§ **Passage to read**:
____
Sunday, April 15, 2007

Bush's Brain On Life Support

White House, Senators to Confer on E-Mail Expert
"The White House said yesterday that it has accepted the Senate Judiciary Committee's proposal on how to choose an outside consultant to help recover lost e-mails involving official presidential business.

[...]

The White House acknowledged last week that aides to President Bush improperly used e-mail accounts created by the Republican Party to conduct official White House business, and that an undetermined number of those e-mails have been lost...."
Fitzgerald Cited Missing Emails During Plame Probe:
"In late January 2004, Special Prosecutor Patrick Fitzgerald was suspicious that White House political adviser Karl Rove had hidden or destroyed an important document tying him to the leak and to the effort to discredit Plame's husband, former Ambassador Joseph Wilson. The document was an email Rove sent to Stephen Hadley, then deputy national security adviser, in early July 2003...."
____
§ **Material shown**:
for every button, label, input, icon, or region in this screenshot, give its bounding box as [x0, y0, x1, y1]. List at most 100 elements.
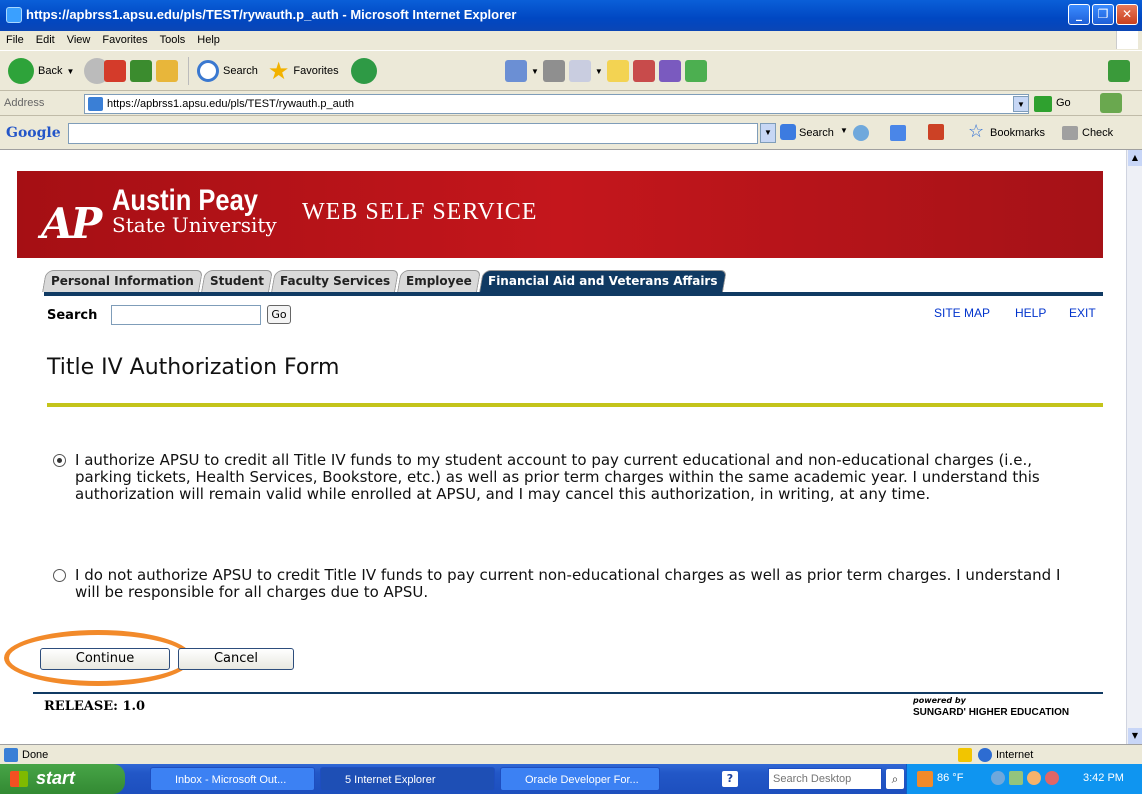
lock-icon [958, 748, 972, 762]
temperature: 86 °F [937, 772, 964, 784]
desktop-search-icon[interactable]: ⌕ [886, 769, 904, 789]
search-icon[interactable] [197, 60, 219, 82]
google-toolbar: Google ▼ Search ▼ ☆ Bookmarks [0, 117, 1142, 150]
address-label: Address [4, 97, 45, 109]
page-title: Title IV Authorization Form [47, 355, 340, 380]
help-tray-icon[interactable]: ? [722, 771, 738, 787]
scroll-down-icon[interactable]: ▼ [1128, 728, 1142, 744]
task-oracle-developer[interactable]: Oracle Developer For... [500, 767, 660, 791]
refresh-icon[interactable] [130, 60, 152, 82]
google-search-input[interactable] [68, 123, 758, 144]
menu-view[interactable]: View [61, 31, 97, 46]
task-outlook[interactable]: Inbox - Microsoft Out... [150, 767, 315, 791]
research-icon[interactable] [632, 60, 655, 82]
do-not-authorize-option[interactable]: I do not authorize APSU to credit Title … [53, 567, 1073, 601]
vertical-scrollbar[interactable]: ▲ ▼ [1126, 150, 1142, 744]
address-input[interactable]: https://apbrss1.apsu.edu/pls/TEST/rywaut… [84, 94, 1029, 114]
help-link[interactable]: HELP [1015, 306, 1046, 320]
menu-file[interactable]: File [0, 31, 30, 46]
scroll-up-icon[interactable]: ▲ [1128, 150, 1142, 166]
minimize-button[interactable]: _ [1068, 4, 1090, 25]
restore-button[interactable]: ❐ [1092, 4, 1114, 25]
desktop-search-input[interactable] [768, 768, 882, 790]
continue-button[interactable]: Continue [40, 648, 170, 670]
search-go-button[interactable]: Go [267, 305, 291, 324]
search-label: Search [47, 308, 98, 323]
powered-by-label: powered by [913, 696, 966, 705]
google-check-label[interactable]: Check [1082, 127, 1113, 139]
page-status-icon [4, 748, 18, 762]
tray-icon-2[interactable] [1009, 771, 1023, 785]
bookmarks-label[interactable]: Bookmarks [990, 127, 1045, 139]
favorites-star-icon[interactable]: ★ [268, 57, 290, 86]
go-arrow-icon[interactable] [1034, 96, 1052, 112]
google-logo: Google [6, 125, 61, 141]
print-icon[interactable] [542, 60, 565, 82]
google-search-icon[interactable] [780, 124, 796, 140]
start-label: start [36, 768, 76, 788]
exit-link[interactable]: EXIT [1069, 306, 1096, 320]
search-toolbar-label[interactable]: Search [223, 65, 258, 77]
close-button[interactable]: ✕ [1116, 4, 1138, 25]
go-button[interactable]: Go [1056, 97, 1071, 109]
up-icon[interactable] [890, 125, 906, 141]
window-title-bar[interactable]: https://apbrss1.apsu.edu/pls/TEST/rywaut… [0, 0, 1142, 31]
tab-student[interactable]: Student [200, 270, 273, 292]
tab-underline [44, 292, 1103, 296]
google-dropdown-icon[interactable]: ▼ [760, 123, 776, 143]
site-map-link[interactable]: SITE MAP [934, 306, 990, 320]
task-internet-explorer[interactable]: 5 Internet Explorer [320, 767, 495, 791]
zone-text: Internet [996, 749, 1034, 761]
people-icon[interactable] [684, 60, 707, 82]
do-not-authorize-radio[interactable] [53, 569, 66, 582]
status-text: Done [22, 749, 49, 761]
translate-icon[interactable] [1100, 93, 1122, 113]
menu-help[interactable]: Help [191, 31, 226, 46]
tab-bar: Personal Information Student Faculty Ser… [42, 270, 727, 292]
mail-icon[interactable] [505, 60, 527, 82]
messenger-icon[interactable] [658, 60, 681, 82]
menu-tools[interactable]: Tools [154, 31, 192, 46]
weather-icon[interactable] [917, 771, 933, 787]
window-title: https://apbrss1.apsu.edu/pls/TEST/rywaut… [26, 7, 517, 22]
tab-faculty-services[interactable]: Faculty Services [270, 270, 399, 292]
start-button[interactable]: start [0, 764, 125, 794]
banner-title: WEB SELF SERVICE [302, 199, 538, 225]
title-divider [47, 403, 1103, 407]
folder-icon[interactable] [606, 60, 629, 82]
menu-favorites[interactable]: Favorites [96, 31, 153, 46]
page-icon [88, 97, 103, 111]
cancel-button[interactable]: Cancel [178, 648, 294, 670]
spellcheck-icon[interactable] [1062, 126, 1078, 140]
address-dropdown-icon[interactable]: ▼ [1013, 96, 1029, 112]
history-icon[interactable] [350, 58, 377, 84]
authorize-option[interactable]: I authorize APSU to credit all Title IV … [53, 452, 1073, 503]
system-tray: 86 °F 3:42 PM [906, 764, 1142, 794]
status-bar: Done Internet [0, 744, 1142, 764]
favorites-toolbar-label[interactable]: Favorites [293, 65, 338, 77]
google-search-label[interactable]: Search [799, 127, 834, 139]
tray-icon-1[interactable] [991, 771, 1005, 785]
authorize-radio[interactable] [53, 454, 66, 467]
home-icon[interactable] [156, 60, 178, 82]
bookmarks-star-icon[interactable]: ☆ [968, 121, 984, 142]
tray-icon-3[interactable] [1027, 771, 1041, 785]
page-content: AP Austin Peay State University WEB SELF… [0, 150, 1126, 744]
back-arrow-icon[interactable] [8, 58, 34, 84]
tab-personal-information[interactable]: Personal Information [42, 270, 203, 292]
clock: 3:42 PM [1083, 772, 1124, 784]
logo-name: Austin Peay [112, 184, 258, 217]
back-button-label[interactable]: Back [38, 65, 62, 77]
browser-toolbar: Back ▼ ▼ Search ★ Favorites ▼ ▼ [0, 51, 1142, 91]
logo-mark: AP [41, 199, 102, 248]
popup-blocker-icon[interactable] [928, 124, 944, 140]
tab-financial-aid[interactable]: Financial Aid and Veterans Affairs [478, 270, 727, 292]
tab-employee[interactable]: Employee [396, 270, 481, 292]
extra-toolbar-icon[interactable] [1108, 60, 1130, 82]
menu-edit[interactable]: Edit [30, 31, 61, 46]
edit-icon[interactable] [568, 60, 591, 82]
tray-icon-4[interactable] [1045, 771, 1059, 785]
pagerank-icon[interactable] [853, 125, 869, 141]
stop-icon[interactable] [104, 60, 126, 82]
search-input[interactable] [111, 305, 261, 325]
____
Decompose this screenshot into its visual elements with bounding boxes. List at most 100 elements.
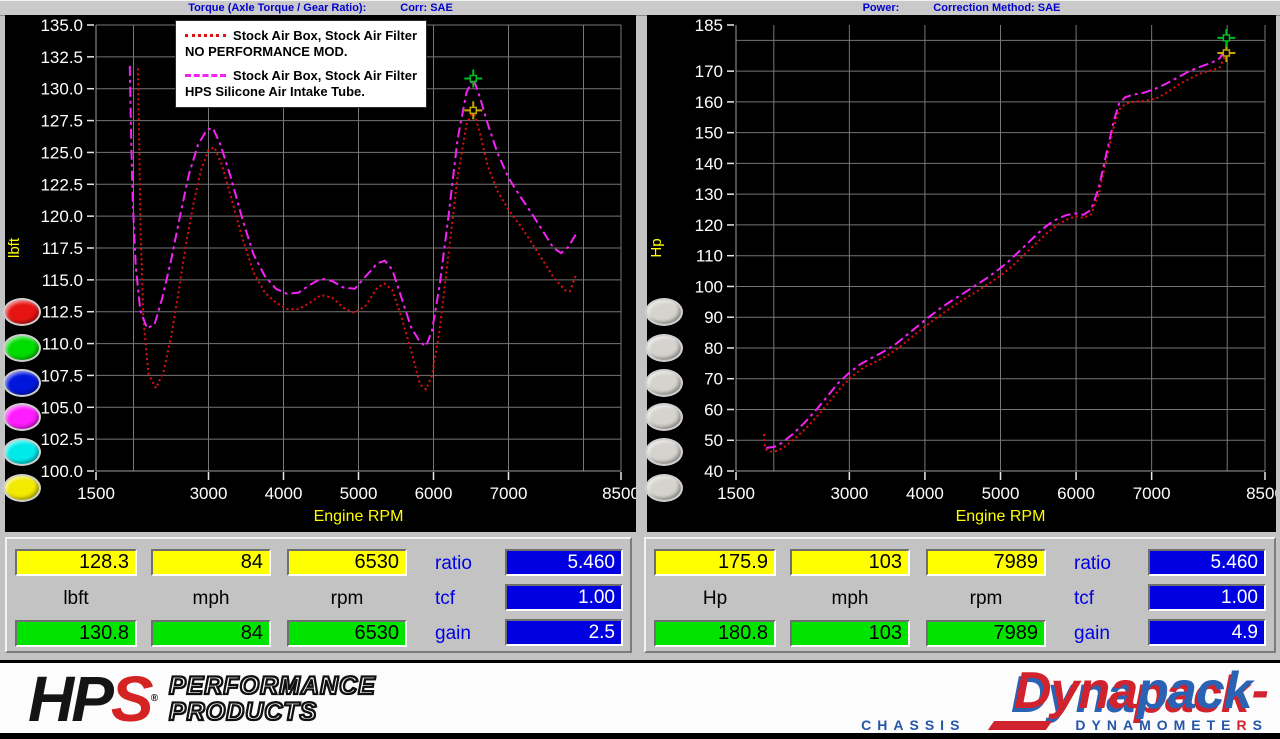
____
§ **Exercise**:
In the post on the missing White House e-mails, who received the email that Karl Rove sent in early July 2003?

§ **Complete answer**:
Stephen Hadley, then deputy national security adviser.